> _WHAT YOU WILL DO_: Tell how many lines carry the word "function"; the reply is the number and nothing else.

> _DATA SHOWN_:

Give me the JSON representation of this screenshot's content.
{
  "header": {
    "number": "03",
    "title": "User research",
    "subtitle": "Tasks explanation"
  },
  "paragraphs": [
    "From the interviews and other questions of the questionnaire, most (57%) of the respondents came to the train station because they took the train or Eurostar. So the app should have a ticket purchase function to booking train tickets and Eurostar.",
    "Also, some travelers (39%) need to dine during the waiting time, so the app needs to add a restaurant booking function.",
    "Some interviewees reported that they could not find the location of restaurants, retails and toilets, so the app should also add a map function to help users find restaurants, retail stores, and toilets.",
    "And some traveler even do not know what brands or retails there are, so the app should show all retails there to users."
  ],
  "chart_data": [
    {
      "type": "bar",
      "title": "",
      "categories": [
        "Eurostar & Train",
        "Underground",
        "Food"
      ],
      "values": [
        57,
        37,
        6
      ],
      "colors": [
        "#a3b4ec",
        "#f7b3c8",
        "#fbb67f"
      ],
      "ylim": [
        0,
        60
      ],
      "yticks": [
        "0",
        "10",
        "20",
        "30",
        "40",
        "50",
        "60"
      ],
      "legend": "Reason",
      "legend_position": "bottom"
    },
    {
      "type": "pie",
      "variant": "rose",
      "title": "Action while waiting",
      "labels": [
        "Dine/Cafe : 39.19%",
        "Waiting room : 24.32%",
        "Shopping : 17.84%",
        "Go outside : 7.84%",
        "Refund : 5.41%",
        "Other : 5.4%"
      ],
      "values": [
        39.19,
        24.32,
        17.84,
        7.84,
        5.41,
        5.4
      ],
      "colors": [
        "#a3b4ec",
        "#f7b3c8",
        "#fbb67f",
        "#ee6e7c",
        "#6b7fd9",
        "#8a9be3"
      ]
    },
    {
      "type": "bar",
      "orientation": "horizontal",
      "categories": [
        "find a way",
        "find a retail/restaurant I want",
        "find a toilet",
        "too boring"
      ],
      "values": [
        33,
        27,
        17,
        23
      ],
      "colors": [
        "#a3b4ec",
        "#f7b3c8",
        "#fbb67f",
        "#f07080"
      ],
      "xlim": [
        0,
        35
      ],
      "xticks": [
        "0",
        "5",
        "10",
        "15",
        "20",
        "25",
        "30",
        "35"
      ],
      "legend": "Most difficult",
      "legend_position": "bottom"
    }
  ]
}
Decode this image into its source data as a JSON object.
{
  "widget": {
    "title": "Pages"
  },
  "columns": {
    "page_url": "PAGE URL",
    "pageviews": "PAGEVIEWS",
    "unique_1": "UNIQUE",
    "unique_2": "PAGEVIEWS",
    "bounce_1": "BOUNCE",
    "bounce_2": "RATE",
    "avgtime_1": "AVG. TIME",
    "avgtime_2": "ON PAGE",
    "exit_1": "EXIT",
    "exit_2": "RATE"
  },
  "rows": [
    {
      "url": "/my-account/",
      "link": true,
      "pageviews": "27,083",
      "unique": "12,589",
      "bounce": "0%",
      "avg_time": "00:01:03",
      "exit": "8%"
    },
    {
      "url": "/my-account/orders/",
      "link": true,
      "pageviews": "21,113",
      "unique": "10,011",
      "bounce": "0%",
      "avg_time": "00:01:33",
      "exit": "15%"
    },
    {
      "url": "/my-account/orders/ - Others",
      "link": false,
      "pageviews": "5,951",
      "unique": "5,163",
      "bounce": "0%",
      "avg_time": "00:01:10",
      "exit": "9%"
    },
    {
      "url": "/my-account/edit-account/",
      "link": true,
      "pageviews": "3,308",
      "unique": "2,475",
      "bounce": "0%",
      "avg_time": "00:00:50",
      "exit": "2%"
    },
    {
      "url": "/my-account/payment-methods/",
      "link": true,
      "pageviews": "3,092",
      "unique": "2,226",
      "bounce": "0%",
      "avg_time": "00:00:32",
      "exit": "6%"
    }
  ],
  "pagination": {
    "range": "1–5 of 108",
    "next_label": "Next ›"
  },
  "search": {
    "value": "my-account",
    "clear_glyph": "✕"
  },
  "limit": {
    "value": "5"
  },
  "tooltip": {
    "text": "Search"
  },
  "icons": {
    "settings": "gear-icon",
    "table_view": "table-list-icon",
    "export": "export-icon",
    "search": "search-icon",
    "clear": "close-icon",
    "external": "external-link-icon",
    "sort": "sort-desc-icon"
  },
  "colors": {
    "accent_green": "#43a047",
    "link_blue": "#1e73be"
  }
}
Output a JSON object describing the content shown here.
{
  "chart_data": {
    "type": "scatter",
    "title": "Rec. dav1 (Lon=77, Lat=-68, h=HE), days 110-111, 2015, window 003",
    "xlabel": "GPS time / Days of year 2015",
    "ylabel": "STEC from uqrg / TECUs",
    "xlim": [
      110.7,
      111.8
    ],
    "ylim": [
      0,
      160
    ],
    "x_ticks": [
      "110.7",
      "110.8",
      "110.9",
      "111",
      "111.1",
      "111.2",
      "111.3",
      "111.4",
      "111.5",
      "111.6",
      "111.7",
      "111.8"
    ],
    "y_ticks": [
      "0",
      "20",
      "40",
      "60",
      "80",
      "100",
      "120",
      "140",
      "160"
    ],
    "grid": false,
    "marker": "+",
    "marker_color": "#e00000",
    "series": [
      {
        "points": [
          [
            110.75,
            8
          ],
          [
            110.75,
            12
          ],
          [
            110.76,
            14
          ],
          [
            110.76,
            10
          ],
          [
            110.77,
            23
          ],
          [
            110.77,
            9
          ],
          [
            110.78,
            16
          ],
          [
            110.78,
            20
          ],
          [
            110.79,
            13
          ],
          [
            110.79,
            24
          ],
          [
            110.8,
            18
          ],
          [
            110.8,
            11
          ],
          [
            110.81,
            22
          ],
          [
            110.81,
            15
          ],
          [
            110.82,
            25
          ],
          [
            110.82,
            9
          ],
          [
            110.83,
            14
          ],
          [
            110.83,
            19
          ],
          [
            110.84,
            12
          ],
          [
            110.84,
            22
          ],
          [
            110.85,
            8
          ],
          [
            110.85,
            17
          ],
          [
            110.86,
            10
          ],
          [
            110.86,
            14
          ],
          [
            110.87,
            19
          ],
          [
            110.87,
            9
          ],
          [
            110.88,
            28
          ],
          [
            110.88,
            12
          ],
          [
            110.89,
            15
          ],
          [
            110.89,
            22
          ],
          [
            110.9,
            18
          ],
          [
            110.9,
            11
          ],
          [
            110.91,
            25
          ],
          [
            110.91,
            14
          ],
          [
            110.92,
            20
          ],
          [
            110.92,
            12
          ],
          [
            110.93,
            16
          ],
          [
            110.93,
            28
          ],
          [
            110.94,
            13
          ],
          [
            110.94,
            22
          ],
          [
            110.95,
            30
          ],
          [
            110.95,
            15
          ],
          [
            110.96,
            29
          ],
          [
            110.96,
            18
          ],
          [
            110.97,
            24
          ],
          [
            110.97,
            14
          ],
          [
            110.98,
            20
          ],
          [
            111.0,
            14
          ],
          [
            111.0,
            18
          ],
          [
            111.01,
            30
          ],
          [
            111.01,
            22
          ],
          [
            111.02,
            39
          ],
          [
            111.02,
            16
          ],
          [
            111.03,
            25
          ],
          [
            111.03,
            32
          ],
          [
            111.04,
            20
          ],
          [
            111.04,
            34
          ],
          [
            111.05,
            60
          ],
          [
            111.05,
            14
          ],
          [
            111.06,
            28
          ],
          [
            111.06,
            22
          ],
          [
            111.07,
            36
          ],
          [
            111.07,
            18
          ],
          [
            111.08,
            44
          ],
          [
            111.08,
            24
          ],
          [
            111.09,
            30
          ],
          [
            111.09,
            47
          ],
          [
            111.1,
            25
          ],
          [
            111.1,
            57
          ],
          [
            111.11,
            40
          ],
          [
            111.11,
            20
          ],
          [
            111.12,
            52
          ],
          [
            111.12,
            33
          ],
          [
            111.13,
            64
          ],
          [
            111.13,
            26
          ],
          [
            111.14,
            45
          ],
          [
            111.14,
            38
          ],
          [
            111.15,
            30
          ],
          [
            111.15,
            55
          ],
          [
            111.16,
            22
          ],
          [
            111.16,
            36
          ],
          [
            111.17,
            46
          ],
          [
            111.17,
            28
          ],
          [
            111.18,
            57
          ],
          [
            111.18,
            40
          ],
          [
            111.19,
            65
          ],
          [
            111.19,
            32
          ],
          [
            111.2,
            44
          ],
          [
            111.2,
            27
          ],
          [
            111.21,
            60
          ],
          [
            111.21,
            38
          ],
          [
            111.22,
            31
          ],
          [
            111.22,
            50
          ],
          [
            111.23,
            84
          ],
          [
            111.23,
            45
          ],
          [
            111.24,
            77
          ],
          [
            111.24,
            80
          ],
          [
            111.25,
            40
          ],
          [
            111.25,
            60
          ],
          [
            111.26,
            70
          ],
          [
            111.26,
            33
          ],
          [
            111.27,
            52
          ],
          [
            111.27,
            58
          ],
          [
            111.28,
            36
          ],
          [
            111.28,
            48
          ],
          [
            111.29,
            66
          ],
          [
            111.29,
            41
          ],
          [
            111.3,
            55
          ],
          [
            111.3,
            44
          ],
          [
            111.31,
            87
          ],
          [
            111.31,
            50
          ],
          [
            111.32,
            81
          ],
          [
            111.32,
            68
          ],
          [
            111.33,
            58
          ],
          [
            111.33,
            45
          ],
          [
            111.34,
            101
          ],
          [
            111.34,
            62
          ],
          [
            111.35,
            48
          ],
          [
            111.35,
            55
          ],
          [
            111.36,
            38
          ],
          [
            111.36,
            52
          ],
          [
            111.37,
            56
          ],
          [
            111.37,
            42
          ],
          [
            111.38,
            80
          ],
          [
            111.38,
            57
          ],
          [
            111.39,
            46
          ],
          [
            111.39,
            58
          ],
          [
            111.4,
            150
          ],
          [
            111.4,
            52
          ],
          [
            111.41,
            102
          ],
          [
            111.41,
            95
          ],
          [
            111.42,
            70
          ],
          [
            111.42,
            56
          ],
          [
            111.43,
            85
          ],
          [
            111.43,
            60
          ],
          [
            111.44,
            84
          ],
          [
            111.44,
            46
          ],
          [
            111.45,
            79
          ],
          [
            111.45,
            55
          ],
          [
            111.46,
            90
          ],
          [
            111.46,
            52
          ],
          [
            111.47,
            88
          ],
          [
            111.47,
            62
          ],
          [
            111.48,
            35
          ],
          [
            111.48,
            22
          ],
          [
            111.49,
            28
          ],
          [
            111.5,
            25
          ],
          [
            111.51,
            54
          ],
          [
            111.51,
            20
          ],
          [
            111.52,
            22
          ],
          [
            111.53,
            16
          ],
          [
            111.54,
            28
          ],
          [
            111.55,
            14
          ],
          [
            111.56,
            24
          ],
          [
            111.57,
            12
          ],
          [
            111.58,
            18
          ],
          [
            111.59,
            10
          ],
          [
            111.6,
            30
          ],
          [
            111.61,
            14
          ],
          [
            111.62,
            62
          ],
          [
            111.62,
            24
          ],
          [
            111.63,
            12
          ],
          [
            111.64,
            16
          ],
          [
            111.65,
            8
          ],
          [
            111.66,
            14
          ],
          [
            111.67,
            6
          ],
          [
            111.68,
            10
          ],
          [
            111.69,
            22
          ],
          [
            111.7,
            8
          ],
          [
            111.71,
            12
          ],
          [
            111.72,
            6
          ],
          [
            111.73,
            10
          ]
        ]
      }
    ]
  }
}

> _SOLUTION BELOW_: 3